Input data
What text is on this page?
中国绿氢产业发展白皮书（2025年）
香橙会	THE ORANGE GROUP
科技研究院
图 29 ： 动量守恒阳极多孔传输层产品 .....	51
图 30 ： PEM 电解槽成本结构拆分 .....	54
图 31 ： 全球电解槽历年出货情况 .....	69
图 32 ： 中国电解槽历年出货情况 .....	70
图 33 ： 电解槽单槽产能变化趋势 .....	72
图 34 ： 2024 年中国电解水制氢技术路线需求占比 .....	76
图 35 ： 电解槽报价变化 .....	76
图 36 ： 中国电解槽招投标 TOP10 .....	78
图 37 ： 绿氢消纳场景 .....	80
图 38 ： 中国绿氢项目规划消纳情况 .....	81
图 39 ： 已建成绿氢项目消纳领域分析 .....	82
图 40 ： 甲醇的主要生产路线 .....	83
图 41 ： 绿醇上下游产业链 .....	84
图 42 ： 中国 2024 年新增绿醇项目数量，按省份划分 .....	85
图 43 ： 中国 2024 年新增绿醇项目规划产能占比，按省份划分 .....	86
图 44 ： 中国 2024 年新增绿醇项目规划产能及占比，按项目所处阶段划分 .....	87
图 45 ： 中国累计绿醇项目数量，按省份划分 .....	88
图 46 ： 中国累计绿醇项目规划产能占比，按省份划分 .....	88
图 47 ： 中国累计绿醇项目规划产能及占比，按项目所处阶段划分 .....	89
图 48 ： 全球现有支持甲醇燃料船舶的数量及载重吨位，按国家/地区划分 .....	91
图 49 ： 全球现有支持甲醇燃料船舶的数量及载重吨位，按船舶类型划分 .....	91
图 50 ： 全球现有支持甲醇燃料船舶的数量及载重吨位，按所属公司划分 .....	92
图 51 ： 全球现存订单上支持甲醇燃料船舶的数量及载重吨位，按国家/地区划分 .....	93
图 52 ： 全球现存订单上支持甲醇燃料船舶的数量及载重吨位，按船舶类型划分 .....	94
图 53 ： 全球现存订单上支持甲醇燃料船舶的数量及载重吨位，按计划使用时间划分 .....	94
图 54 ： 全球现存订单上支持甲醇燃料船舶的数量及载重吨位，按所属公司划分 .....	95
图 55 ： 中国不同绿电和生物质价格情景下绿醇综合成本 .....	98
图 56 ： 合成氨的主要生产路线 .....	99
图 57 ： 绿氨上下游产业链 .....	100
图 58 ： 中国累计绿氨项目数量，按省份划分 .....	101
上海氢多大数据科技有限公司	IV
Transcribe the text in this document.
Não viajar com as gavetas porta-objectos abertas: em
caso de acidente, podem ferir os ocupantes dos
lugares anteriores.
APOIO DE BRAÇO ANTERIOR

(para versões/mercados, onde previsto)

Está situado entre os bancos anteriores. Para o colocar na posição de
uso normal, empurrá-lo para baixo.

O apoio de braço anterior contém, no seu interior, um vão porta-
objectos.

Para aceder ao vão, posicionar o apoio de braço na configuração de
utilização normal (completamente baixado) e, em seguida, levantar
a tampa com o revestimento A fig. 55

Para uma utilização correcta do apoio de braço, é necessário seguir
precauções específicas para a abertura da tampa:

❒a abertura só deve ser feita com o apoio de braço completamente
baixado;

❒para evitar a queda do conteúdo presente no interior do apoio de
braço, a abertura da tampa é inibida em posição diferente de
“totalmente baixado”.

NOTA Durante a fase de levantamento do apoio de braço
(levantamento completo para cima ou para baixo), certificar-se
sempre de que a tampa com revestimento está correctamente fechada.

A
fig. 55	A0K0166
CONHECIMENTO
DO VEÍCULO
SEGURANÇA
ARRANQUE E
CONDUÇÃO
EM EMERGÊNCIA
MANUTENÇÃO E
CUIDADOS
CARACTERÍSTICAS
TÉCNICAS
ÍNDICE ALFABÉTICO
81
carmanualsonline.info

Request
Return the full listing, character for character.

Written solution
What text is on this page?
中国绿氢产业发展白皮书（2025年）
香橙会	THE ORANGE GROUP
科技研究院
图 29 ： 动量守恒阳极多孔传输层产品 .....	51
图 30 ： PEM 电解槽成本结构拆分 .....	54
图 31 ： 全球电解槽历年出货情况 .....	69
图 32 ： 中国电解槽历年出货情况 .....	70
图 33 ： 电解槽单槽产能变化趋势 .....	72
图 34 ： 2024 年中国电解水制氢技术路线需求占比 .....	76
图 35 ： 电解槽报价变化 .....	76
图 36 ： 中国电解槽招投标 TOP10 .....	78
图 37 ： 绿氢消纳场景 .....	80
图 38 ： 中国绿氢项目规划消纳情况 .....	81
图 39 ： 已建成绿氢项目消纳领域分析 .....	82
图 40 ： 甲醇的主要生产路线 .....	83
图 41 ： 绿醇上下游产业链 .....	84
图 42 ： 中国 2024 年新增绿醇项目数量，按省份划分 .....	85
图 43 ： 中国 2024 年新增绿醇项目规划产能占比，按省份划分 .....	86
图 44 ： 中国 2024 年新增绿醇项目规划产能及占比，按项目所处阶段划分 .....	87
图 45 ： 中国累计绿醇项目数量，按省份划分 .....	88
图 46 ： 中国累计绿醇项目规划产能占比，按省份划分 .....	88
图 47 ： 中国累计绿醇项目规划产能及占比，按项目所处阶段划分 .....	89
图 48 ： 全球现有支持甲醇燃料船舶的数量及载重吨位，按国家/地区划分 .....	91
图 49 ： 全球现有支持甲醇燃料船舶的数量及载重吨位，按船舶类型划分 .....	91
图 50 ： 全球现有支持甲醇燃料船舶的数量及载重吨位，按所属公司划分 .....	92
图 51 ： 全球现存订单上支持甲醇燃料船舶的数量及载重吨位，按国家/地区划分 .....	93
图 52 ： 全球现存订单上支持甲醇燃料船舶的数量及载重吨位，按船舶类型划分 .....	94
图 53 ： 全球现存订单上支持甲醇燃料船舶的数量及载重吨位，按计划使用时间划分 .....	94
图 54 ： 全球现存订单上支持甲醇燃料船舶的数量及载重吨位，按所属公司划分 .....	95
图 55 ： 中国不同绿电和生物质价格情景下绿醇综合成本 .....	98
图 56 ： 合成氨的主要生产路线 .....	99
图 57 ： 绿氨上下游产业链 .....	100
图 58 ： 中国累计绿氨项目数量，按省份划分 .....	101
上海氢多大数据科技有限公司	IV
Transcribe the text in this document.
Não viajar com as gavetas porta-objectos abertas: em
caso de acidente, podem ferir os ocupantes dos
lugares anteriores.
APOIO DE BRAÇO ANTERIOR

(para versões/mercados, onde previsto)

Está situado entre os bancos anteriores. Para o colocar na posição de
uso normal, empurrá-lo para baixo.

O apoio de braço anterior contém, no seu interior, um vão porta-
objectos.

Para aceder ao vão, posicionar o apoio de braço na configuração de
utilização normal (completamente baixado) e, em seguida, levantar
a tampa com o revestimento A fig. 55

Para uma utilização correcta do apoio de braço, é necessário seguir
precauções específicas para a abertura da tampa:

❒a abertura só deve ser feita com o apoio de braço completamente
baixado;

❒para evitar a queda do conteúdo presente no interior do apoio de
braço, a abertura da tampa é inibida em posição diferente de
“totalmente baixado”.

NOTA Durante a fase de levantamento do apoio de braço
(levantamento completo para cima ou para baixo), certificar-se
sempre de que a tampa com revestimento está correctamente fechada.

A
fig. 55	A0K0166
CONHECIMENTO
DO VEÍCULO
SEGURANÇA
ARRANQUE E
CONDUÇÃO
EM EMERGÊNCIA
MANUTENÇÃO E
CUIDADOS
CARACTERÍSTICAS
TÉCNICAS
ÍNDICE ALFABÉTICO
81
carmanualsonline.info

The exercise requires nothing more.